Coordinate annotation records:
........

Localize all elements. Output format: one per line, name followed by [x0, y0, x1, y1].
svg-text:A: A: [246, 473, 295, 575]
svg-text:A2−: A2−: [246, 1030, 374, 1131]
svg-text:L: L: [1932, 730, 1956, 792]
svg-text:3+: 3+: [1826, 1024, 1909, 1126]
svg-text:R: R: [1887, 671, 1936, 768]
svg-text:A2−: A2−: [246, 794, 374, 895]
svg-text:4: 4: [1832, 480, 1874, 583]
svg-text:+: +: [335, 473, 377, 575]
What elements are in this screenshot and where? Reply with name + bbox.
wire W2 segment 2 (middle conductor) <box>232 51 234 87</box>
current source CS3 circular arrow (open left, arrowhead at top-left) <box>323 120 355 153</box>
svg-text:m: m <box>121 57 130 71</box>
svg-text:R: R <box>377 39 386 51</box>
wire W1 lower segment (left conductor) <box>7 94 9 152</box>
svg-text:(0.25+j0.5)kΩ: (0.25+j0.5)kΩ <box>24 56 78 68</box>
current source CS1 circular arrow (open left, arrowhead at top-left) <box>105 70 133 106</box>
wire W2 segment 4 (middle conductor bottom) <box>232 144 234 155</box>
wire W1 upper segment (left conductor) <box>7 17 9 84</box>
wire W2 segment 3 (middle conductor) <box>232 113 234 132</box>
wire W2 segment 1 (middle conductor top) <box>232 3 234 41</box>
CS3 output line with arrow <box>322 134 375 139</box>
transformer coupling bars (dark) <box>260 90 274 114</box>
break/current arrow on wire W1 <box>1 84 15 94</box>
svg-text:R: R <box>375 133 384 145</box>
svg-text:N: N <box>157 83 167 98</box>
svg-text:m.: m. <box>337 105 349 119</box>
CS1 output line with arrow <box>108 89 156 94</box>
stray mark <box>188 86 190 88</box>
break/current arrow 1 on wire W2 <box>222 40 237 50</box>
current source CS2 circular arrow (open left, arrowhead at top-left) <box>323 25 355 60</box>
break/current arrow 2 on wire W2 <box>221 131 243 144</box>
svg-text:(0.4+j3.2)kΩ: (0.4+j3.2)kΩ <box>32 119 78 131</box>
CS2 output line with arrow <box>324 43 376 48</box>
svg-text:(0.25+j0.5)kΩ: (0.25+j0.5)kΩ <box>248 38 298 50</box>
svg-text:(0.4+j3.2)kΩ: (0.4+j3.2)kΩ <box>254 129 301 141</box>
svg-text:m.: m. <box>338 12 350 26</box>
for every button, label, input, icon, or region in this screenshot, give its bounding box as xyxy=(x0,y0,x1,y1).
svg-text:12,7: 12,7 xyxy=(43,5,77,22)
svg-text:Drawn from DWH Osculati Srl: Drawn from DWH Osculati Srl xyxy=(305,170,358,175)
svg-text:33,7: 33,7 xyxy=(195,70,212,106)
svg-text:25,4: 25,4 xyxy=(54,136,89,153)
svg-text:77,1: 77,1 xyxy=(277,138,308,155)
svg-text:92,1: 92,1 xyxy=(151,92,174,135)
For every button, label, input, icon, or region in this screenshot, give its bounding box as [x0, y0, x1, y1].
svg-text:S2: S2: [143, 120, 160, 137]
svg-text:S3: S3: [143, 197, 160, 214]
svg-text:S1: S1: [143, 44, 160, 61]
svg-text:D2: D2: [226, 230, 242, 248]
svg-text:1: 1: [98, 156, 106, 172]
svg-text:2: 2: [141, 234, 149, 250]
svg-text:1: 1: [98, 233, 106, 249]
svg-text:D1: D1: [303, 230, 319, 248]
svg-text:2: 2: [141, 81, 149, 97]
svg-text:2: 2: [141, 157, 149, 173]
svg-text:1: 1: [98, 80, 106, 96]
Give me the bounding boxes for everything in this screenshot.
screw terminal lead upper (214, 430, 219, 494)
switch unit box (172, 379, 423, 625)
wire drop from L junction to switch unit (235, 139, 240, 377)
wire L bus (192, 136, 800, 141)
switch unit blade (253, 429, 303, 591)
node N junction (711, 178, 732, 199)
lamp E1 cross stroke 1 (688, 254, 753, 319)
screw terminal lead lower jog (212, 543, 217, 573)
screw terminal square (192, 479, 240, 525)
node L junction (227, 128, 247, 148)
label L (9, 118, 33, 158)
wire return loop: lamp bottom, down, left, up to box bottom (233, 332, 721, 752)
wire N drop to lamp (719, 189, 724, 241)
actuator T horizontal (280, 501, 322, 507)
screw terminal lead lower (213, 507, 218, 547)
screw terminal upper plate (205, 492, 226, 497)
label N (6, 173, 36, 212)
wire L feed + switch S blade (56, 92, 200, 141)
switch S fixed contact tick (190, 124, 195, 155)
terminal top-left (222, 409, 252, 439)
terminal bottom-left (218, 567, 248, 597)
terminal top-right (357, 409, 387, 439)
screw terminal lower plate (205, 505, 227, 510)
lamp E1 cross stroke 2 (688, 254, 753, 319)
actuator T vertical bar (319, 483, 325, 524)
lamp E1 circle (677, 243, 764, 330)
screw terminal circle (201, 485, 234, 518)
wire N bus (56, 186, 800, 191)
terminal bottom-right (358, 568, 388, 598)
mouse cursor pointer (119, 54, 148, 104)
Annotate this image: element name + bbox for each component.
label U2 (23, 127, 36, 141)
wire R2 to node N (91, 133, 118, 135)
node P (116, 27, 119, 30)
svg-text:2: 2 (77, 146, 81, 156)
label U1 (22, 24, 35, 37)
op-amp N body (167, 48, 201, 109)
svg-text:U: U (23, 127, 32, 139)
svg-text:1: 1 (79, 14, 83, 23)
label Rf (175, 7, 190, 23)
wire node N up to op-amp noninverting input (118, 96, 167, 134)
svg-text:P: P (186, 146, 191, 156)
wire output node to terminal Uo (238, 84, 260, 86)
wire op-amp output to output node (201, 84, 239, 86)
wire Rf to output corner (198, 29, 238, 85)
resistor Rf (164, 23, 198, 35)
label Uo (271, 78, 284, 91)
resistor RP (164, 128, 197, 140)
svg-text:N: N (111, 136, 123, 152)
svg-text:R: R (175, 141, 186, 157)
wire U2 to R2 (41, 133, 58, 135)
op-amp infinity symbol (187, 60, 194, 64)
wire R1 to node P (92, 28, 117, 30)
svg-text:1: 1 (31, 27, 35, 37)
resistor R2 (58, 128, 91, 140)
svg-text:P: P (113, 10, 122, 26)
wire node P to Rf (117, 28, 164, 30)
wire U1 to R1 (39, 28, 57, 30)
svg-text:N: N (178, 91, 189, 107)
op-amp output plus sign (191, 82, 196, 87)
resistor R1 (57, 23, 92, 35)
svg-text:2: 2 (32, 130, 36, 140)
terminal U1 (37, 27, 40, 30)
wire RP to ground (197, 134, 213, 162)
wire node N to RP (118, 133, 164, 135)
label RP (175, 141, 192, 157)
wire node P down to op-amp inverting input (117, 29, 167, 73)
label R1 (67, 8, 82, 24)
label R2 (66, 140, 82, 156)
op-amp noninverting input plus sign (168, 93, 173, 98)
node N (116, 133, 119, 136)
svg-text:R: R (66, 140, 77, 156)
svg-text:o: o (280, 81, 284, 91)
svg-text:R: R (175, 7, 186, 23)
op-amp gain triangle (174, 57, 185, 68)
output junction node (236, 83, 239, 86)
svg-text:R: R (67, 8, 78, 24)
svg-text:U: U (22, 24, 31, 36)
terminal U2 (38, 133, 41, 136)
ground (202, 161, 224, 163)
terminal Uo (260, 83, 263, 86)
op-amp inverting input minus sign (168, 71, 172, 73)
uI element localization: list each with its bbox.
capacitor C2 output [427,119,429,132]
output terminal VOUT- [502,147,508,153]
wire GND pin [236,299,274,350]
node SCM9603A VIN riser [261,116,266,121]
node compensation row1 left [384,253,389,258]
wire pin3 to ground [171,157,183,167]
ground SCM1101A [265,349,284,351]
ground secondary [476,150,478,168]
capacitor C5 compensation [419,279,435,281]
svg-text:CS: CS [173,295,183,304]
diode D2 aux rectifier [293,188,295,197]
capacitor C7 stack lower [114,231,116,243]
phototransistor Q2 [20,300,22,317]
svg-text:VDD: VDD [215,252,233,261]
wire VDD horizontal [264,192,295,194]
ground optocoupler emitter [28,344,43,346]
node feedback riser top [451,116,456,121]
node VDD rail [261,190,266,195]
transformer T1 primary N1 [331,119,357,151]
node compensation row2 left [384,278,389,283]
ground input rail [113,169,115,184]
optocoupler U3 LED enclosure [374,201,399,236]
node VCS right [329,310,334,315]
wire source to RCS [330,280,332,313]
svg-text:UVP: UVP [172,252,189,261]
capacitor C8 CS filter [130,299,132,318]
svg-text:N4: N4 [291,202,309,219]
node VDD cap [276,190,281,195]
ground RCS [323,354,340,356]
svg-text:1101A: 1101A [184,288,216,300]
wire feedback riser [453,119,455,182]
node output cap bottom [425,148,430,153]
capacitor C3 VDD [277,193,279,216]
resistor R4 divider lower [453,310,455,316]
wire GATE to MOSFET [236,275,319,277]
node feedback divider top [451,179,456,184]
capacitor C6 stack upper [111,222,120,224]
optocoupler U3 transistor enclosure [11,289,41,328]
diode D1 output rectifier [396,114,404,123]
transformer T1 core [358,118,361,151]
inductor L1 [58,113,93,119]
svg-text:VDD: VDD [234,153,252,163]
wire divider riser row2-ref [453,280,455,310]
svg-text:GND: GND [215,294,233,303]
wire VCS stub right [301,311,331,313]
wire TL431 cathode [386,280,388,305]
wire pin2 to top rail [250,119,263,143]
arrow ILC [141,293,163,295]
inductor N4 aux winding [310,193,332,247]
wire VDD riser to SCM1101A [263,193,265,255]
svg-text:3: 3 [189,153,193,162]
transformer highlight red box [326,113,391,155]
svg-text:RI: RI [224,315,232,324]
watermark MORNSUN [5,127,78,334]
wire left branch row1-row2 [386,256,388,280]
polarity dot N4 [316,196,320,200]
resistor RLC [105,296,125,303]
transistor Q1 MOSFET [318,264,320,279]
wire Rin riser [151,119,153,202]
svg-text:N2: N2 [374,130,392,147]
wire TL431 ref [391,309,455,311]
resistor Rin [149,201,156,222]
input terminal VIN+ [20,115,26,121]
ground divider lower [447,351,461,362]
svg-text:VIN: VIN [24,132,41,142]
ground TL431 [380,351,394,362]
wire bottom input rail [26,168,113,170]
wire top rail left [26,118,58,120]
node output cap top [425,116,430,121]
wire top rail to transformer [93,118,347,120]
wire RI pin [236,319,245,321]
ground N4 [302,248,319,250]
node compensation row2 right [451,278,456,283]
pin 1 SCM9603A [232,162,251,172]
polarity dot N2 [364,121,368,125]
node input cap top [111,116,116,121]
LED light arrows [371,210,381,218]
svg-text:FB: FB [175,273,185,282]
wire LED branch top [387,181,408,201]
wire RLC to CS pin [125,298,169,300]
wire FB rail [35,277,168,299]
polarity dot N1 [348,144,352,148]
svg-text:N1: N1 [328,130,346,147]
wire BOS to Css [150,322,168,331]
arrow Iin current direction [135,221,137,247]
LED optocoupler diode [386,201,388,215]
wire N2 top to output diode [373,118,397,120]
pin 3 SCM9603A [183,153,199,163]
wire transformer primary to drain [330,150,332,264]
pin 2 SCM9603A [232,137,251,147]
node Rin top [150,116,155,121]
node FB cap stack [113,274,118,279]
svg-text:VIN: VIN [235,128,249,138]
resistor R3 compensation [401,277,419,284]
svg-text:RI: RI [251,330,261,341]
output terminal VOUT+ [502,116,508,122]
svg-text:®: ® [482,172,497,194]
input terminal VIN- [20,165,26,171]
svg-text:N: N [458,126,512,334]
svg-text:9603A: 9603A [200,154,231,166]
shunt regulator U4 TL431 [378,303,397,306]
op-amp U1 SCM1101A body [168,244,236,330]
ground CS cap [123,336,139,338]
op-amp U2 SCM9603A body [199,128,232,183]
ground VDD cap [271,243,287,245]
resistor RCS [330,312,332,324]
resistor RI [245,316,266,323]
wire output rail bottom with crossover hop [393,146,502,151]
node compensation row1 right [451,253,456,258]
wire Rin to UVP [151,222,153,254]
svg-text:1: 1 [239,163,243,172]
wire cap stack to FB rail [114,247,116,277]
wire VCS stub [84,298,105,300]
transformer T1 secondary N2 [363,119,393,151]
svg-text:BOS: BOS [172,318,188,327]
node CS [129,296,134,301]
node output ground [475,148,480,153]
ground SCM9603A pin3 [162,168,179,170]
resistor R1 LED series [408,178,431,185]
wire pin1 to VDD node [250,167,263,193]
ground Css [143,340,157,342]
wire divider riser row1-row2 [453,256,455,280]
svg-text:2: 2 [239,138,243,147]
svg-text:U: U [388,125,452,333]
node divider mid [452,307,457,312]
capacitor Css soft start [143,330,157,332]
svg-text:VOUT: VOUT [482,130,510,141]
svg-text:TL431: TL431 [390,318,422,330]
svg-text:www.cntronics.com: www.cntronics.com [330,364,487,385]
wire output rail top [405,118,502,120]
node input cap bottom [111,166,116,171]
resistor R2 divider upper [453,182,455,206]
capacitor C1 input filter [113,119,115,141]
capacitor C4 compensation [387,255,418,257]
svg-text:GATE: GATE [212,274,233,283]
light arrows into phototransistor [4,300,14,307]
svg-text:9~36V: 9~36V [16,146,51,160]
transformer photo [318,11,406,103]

........

PROBLEM TO SOLVE: Repeat word for word the lines from the very first one up to and including the line containing "wire W1 upper".

ANSWER TO THIS PROBLEM:
Localize all elements. Output format: one per line, name followed by [x0, y0, x1, y1].
svg-text:A: A: [246, 473, 295, 575]
svg-text:A2−: A2−: [246, 1030, 374, 1131]
svg-text:L: L: [1932, 730, 1956, 792]
svg-text:3+: 3+: [1826, 1024, 1909, 1126]
svg-text:R: R: [1887, 671, 1936, 768]
svg-text:A2−: A2−: [246, 794, 374, 895]
svg-text:4: 4: [1832, 480, 1874, 583]
svg-text:+: +: [335, 473, 377, 575]
What elements are in this screenshot and where? Reply with name + bbox.
wire W2 segment 2 (middle conductor) <box>232 51 234 87</box>
current source CS3 circular arrow (open left, arrowhead at top-left) <box>323 120 355 153</box>
svg-text:m: m <box>121 57 130 71</box>
svg-text:R: R <box>377 39 386 51</box>
wire W1 lower segment (left conductor) <box>7 94 9 152</box>
svg-text:(0.25+j0.5)kΩ: (0.25+j0.5)kΩ <box>24 56 78 68</box>
current source CS1 circular arrow (open left, arrowhead at top-left) <box>105 70 133 106</box>
wire W2 segment 4 (middle conductor bottom) <box>232 144 234 155</box>
wire W1 upper segment (left conductor) <box>7 17 9 84</box>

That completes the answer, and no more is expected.